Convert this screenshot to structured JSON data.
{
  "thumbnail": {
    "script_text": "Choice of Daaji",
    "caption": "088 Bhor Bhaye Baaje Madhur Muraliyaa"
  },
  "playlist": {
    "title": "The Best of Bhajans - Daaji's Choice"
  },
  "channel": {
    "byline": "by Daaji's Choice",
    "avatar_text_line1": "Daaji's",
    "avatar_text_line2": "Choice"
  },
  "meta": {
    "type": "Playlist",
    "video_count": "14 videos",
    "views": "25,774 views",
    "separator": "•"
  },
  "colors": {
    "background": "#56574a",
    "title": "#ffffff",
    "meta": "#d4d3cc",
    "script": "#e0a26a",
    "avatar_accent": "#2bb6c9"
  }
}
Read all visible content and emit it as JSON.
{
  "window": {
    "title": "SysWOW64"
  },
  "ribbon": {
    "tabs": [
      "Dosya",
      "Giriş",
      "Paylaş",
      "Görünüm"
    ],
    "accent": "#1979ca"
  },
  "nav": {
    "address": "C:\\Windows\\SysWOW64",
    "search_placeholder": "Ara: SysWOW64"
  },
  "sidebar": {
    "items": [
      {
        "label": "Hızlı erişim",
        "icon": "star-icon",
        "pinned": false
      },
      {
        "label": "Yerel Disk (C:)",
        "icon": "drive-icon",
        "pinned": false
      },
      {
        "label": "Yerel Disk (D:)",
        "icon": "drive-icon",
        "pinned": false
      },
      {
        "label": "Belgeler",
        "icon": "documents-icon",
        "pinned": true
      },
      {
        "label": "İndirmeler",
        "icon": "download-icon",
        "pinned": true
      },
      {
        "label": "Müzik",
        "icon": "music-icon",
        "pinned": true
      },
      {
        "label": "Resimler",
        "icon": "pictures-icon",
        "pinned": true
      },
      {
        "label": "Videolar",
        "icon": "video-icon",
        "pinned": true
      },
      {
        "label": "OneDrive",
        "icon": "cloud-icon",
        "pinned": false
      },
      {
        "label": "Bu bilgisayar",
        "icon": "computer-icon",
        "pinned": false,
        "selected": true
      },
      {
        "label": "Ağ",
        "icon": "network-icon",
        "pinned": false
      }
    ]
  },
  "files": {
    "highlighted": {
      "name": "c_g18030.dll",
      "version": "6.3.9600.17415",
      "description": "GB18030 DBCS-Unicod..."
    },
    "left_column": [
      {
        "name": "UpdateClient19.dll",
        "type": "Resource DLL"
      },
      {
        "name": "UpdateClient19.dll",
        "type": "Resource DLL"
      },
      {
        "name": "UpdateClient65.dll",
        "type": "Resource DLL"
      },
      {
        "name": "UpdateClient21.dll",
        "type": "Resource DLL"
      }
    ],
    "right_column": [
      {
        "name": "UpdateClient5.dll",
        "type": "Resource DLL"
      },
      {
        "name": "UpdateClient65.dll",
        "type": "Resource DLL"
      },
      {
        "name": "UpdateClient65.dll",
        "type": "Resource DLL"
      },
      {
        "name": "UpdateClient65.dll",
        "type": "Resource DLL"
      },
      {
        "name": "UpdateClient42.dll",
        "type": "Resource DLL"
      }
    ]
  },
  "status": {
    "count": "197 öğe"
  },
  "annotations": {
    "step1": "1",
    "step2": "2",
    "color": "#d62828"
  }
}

• Task statement:
Exactly as shown, repeat every record.

• The solution:
Convert this screenshot to structured JSON data.
{
  "thumbnail": {
    "script_text": "Choice of Daaji",
    "caption": "088 Bhor Bhaye Baaje Madhur Muraliyaa"
  },
  "playlist": {
    "title": "The Best of Bhajans - Daaji's Choice"
  },
  "channel": {
    "byline": "by Daaji's Choice",
    "avatar_text_line1": "Daaji's",
    "avatar_text_line2": "Choice"
  },
  "meta": {
    "type": "Playlist",
    "video_count": "14 videos",
    "views": "25,774 views",
    "separator": "•"
  },
  "colors": {
    "background": "#56574a",
    "title": "#ffffff",
    "meta": "#d4d3cc",
    "script": "#e0a26a",
    "avatar_accent": "#2bb6c9"
  }
}
Read all visible content and emit it as JSON.
{
  "window": {
    "title": "SysWOW64"
  },
  "ribbon": {
    "tabs": [
      "Dosya",
      "Giriş",
      "Paylaş",
      "Görünüm"
    ],
    "accent": "#1979ca"
  },
  "nav": {
    "address": "C:\\Windows\\SysWOW64",
    "search_placeholder": "Ara: SysWOW64"
  },
  "sidebar": {
    "items": [
      {
        "label": "Hızlı erişim",
        "icon": "star-icon",
        "pinned": false
      },
      {
        "label": "Yerel Disk (C:)",
        "icon": "drive-icon",
        "pinned": false
      },
      {
        "label": "Yerel Disk (D:)",
        "icon": "drive-icon",
        "pinned": false
      },
      {
        "label": "Belgeler",
        "icon": "documents-icon",
        "pinned": true
      },
      {
        "label": "İndirmeler",
        "icon": "download-icon",
        "pinned": true
      },
      {
        "label": "Müzik",
        "icon": "music-icon",
        "pinned": true
      },
      {
        "label": "Resimler",
        "icon": "pictures-icon",
        "pinned": true
      },
      {
        "label": "Videolar",
        "icon": "video-icon",
        "pinned": true
      },
      {
        "label": "OneDrive",
        "icon": "cloud-icon",
        "pinned": false
      },
      {
        "label": "Bu bilgisayar",
        "icon": "computer-icon",
        "pinned": false,
        "selected": true
      },
      {
        "label": "Ağ",
        "icon": "network-icon",
        "pinned": false
      }
    ]
  },
  "files": {
    "highlighted": {
      "name": "c_g18030.dll",
      "version": "6.3.9600.17415",
      "description": "GB18030 DBCS-Unicod..."
    },
    "left_column": [
      {
        "name": "UpdateClient19.dll",
        "type": "Resource DLL"
      },
      {
        "name": "UpdateClient19.dll",
        "type": "Resource DLL"
      },
      {
        "name": "UpdateClient65.dll",
        "type": "Resource DLL"
      },
      {
        "name": "UpdateClient21.dll",
        "type": "Resource DLL"
      }
    ],
    "right_column": [
      {
        "name": "UpdateClient5.dll",
        "type": "Resource DLL"
      },
      {
        "name": "UpdateClient65.dll",
        "type": "Resource DLL"
      },
      {
        "name": "UpdateClient65.dll",
        "type": "Resource DLL"
      },
      {
        "name": "UpdateClient65.dll",
        "type": "Resource DLL"
      },
      {
        "name": "UpdateClient42.dll",
        "type": "Resource DLL"
      }
    ]
  },
  "status": {
    "count": "197 öğe"
  },
  "annotations": {
    "step1": "1",
    "step2": "2",
    "color": "#d62828"
  }
}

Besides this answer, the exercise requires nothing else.